- _Task description_
Reproduce every line of the records below verbatim, omitting nothing and altering nothing.

=== Material for this task ===

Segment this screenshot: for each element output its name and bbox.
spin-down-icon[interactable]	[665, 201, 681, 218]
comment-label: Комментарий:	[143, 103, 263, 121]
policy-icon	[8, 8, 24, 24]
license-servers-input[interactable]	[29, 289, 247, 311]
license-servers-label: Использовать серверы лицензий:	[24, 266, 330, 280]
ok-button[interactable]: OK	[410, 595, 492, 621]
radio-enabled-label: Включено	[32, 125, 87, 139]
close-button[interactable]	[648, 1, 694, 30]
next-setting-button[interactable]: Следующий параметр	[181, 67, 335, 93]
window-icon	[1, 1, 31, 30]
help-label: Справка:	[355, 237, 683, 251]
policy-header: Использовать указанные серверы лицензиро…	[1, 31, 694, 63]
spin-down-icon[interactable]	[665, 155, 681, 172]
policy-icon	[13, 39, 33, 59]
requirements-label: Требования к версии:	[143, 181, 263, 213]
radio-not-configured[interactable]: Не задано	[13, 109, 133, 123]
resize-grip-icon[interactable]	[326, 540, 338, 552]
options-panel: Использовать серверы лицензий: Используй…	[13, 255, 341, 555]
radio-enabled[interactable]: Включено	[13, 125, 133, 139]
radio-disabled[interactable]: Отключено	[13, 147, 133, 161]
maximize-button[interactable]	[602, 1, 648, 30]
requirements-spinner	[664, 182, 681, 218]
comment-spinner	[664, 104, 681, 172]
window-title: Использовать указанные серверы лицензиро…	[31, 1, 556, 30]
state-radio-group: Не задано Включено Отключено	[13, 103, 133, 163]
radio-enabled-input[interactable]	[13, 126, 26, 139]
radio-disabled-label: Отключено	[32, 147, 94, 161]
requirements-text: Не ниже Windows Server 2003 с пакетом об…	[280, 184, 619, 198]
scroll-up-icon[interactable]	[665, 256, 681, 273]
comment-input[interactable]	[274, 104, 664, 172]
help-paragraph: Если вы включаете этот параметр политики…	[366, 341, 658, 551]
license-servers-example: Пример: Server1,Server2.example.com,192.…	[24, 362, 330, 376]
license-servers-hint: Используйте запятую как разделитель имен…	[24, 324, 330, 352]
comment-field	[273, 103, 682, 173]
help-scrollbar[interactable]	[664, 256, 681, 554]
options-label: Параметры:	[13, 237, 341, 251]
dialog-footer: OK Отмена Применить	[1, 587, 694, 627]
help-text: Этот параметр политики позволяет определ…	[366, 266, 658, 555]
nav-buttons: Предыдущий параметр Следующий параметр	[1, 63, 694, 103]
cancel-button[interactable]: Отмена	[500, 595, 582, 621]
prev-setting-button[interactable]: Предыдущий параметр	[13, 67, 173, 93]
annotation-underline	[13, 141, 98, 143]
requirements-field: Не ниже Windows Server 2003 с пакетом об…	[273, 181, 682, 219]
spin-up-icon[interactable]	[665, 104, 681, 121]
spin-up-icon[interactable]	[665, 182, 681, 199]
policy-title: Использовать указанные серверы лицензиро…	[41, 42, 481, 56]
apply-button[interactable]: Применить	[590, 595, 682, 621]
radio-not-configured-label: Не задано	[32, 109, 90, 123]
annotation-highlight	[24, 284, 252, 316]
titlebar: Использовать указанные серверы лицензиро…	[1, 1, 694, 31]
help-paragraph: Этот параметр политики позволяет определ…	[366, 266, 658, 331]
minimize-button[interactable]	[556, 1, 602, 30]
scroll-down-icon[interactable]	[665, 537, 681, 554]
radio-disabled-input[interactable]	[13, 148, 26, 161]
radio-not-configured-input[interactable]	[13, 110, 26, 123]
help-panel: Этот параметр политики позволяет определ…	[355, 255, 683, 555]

===

- _Task answer_
Segment this screenshot: for each element output its name and bbox.
spin-down-icon[interactable]	[665, 201, 681, 218]
comment-label: Комментарий:	[143, 103, 263, 121]
policy-icon	[8, 8, 24, 24]
license-servers-input[interactable]	[29, 289, 247, 311]
license-servers-label: Использовать серверы лицензий:	[24, 266, 330, 280]
ok-button[interactable]: OK	[410, 595, 492, 621]
radio-enabled-label: Включено	[32, 125, 87, 139]
close-button[interactable]	[648, 1, 694, 30]
next-setting-button[interactable]: Следующий параметр	[181, 67, 335, 93]
window-icon	[1, 1, 31, 30]
help-label: Справка:	[355, 237, 683, 251]
policy-header: Использовать указанные серверы лицензиро…	[1, 31, 694, 63]
spin-down-icon[interactable]	[665, 155, 681, 172]
policy-icon	[13, 39, 33, 59]
requirements-label: Требования к версии:	[143, 181, 263, 213]
radio-not-configured[interactable]: Не задано	[13, 109, 133, 123]
resize-grip-icon[interactable]	[326, 540, 338, 552]
options-panel: Использовать серверы лицензий: Используй…	[13, 255, 341, 555]
radio-enabled[interactable]: Включено	[13, 125, 133, 139]
radio-disabled[interactable]: Отключено	[13, 147, 133, 161]
maximize-button[interactable]	[602, 1, 648, 30]
requirements-spinner	[664, 182, 681, 218]
comment-spinner	[664, 104, 681, 172]
window-title: Использовать указанные серверы лицензиро…	[31, 1, 556, 30]
state-radio-group: Не задано Включено Отключено	[13, 103, 133, 163]
radio-enabled-input[interactable]	[13, 126, 26, 139]
radio-disabled-label: Отключено	[32, 147, 94, 161]
requirements-text: Не ниже Windows Server 2003 с пакетом об…	[280, 184, 619, 198]
scroll-up-icon[interactable]	[665, 256, 681, 273]
comment-input[interactable]	[274, 104, 664, 172]
help-paragraph: Если вы включаете этот параметр политики…	[366, 341, 658, 551]
license-servers-example: Пример: Server1,Server2.example.com,192.…	[24, 362, 330, 376]
license-servers-hint: Используйте запятую как разделитель имен…	[24, 324, 330, 352]
comment-field	[273, 103, 682, 173]
help-scrollbar[interactable]	[664, 256, 681, 554]
options-label: Параметры:	[13, 237, 341, 251]
dialog-footer: OK Отмена Применить	[1, 587, 694, 627]
help-text: Этот параметр политики позволяет определ…	[366, 266, 658, 555]
nav-buttons: Предыдущий параметр Следующий параметр	[1, 63, 694, 103]
cancel-button[interactable]: Отмена	[500, 595, 582, 621]
prev-setting-button[interactable]: Предыдущий параметр	[13, 67, 173, 93]
annotation-underline	[13, 141, 98, 143]
requirements-field: Не ниже Windows Server 2003 с пакетом об…	[273, 181, 682, 219]
spin-up-icon[interactable]	[665, 104, 681, 121]
spin-up-icon[interactable]	[665, 182, 681, 199]
policy-title: Использовать указанные серверы лицензиро…	[41, 42, 481, 56]
apply-button[interactable]: Применить	[590, 595, 682, 621]
radio-not-configured-label: Не задано	[32, 109, 90, 123]
annotation-highlight	[24, 284, 252, 316]
titlebar: Использовать указанные серверы лицензиро…	[1, 1, 694, 31]
help-paragraph: Этот параметр политики позволяет определ…	[366, 266, 658, 331]
minimize-button[interactable]	[556, 1, 602, 30]
scroll-down-icon[interactable]	[665, 537, 681, 554]
radio-disabled-input[interactable]	[13, 148, 26, 161]
radio-not-configured-input[interactable]	[13, 110, 26, 123]
help-panel: Этот параметр политики позволяет определ…	[355, 255, 683, 555]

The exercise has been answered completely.